(What is needed): Return each line of the records below without changing anything.

(Rows):

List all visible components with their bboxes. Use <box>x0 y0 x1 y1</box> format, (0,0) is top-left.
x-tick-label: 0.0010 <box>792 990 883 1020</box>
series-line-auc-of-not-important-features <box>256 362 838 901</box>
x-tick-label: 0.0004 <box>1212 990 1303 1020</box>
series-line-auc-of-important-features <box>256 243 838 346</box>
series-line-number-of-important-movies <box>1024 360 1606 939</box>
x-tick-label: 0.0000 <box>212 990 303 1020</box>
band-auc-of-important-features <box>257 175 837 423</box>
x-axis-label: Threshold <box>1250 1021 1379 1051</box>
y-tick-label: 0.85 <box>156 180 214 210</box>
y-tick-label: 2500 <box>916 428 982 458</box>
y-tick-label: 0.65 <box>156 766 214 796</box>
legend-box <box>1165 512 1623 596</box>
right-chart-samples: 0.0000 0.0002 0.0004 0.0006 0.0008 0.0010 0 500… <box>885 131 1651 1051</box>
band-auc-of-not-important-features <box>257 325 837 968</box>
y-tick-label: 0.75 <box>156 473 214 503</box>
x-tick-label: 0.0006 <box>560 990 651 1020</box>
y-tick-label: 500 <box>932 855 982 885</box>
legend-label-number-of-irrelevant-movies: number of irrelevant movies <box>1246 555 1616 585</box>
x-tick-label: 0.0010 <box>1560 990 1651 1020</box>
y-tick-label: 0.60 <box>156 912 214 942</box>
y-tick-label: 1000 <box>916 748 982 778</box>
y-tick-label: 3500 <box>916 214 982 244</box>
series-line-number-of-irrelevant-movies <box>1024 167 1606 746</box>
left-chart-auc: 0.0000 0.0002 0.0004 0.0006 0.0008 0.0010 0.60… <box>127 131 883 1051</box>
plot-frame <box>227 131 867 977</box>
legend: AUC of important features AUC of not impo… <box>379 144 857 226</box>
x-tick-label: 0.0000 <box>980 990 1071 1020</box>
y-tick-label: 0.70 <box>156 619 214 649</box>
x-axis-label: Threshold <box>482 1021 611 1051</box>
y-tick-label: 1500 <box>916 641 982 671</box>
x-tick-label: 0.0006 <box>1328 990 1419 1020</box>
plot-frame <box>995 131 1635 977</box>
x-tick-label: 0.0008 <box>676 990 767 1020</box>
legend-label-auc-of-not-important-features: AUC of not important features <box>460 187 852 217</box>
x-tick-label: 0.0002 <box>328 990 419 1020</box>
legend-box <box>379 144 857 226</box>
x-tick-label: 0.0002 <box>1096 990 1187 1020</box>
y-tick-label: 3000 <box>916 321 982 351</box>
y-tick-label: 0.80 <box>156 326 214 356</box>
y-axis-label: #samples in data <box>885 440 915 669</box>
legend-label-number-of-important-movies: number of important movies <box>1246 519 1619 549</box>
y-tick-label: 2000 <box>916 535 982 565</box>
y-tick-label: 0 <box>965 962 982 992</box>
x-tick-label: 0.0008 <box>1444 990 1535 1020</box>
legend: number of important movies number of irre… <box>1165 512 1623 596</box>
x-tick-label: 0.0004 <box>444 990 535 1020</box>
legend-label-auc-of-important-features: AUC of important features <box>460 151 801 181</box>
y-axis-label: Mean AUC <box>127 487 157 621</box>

(Finished answer):
List all visible components with their bboxes. Use <box>x0 y0 x1 y1</box> format, (0,0) is top-left.
x-tick-label: 0.0010 <box>792 990 883 1020</box>
series-line-auc-of-not-important-features <box>256 362 838 901</box>
x-tick-label: 0.0004 <box>1212 990 1303 1020</box>
series-line-auc-of-important-features <box>256 243 838 346</box>
series-line-number-of-important-movies <box>1024 360 1606 939</box>
x-tick-label: 0.0000 <box>212 990 303 1020</box>
band-auc-of-important-features <box>257 175 837 423</box>
x-axis-label: Threshold <box>1250 1021 1379 1051</box>
y-tick-label: 0.85 <box>156 180 214 210</box>
y-tick-label: 2500 <box>916 428 982 458</box>
y-tick-label: 0.65 <box>156 766 214 796</box>
legend-box <box>1165 512 1623 596</box>
right-chart-samples: 0.0000 0.0002 0.0004 0.0006 0.0008 0.0010 0 500… <box>885 131 1651 1051</box>
band-auc-of-not-important-features <box>257 325 837 968</box>
y-tick-label: 0.75 <box>156 473 214 503</box>
x-tick-label: 0.0006 <box>560 990 651 1020</box>
y-tick-label: 500 <box>932 855 982 885</box>
legend-label-number-of-irrelevant-movies: number of irrelevant movies <box>1246 555 1616 585</box>
x-tick-label: 0.0010 <box>1560 990 1651 1020</box>
y-tick-label: 0.60 <box>156 912 214 942</box>
y-tick-label: 1000 <box>916 748 982 778</box>
y-tick-label: 3500 <box>916 214 982 244</box>
series-line-number-of-irrelevant-movies <box>1024 167 1606 746</box>
left-chart-auc: 0.0000 0.0002 0.0004 0.0006 0.0008 0.0010 0.60… <box>127 131 883 1051</box>
plot-frame <box>227 131 867 977</box>
legend: AUC of important features AUC of not impo… <box>379 144 857 226</box>
x-tick-label: 0.0000 <box>980 990 1071 1020</box>
y-tick-label: 0.70 <box>156 619 214 649</box>
x-axis-label: Threshold <box>482 1021 611 1051</box>
y-tick-label: 1500 <box>916 641 982 671</box>
x-tick-label: 0.0006 <box>1328 990 1419 1020</box>
plot-frame <box>995 131 1635 977</box>
x-tick-label: 0.0008 <box>676 990 767 1020</box>
legend-label-auc-of-not-important-features: AUC of not important features <box>460 187 852 217</box>
x-tick-label: 0.0002 <box>328 990 419 1020</box>
legend-box <box>379 144 857 226</box>
x-tick-label: 0.0002 <box>1096 990 1187 1020</box>
y-tick-label: 3000 <box>916 321 982 351</box>
y-tick-label: 0.80 <box>156 326 214 356</box>
y-axis-label: #samples in data <box>885 440 915 669</box>
legend-label-number-of-important-movies: number of important movies <box>1246 519 1619 549</box>
y-tick-label: 2000 <box>916 535 982 565</box>
y-tick-label: 0 <box>965 962 982 992</box>
x-tick-label: 0.0008 <box>1444 990 1535 1020</box>
legend: number of important movies number of irre… <box>1165 512 1623 596</box>
x-tick-label: 0.0004 <box>444 990 535 1020</box>
legend-label-auc-of-important-features: AUC of important features <box>460 151 801 181</box>
y-axis-label: Mean AUC <box>127 487 157 621</box>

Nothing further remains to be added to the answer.